Exercise description
Return, word for word, only the lines from the one containing "Transcribe the text in this document." through the last line of the entries.

===== Records to process

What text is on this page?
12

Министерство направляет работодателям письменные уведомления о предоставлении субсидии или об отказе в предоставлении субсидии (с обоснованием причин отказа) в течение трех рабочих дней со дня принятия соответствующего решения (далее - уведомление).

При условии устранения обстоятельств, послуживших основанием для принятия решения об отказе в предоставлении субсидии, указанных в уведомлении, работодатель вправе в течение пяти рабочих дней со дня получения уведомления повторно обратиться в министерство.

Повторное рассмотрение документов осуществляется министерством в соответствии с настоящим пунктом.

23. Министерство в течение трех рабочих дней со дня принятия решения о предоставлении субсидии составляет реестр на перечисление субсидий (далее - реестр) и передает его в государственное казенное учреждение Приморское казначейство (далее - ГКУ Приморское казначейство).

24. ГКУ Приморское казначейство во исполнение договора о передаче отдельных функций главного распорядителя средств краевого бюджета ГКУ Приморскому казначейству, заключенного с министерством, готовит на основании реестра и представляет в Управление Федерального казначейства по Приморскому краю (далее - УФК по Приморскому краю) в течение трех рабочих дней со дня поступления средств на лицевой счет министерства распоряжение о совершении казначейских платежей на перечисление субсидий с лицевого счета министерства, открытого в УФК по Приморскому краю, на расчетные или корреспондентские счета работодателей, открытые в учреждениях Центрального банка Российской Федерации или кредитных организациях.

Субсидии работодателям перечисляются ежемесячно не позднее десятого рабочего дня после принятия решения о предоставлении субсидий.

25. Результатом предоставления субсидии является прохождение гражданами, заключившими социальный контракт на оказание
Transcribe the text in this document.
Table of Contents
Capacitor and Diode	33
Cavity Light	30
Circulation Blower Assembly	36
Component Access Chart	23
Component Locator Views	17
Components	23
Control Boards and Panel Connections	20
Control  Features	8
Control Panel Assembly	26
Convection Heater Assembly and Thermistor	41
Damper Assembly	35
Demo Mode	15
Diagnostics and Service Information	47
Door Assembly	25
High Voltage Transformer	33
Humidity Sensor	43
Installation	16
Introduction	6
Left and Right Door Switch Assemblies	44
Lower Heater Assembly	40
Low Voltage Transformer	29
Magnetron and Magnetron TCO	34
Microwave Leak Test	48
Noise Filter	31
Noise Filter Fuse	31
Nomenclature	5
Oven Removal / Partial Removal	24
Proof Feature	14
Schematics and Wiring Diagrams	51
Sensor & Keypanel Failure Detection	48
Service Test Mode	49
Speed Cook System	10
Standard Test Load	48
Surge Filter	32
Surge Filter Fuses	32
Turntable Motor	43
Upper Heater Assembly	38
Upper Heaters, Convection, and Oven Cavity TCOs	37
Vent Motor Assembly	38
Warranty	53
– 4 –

==========

Expected output
Transcribe the text in this document.
Table of Contents
Capacitor and Diode	33
Cavity Light	30
Circulation Blower Assembly	36
Component Access Chart	23
Component Locator Views	17
Components	23
Control Boards and Panel Connections	20
Control  Features	8
Control Panel Assembly	26
Convection Heater Assembly and Thermistor	41
Damper Assembly	35
Demo Mode	15
Diagnostics and Service Information	47
Door Assembly	25
High Voltage Transformer	33
Humidity Sensor	43
Installation	16
Introduction	6
Left and Right Door Switch Assemblies	44
Lower Heater Assembly	40
Low Voltage Transformer	29
Magnetron and Magnetron TCO	34
Microwave Leak Test	48
Noise Filter	31
Noise Filter Fuse	31
Nomenclature	5
Oven Removal / Partial Removal	24
Proof Feature	14
Schematics and Wiring Diagrams	51
Sensor & Keypanel Failure Detection	48
Service Test Mode	49
Speed Cook System	10
Standard Test Load	48
Surge Filter	32
Surge Filter Fuses	32
Turntable Motor	43
Upper Heater Assembly	38
Upper Heaters, Convection, and Oven Cavity TCOs	37
Vent Motor Assembly	38
Warranty	53
– 4 –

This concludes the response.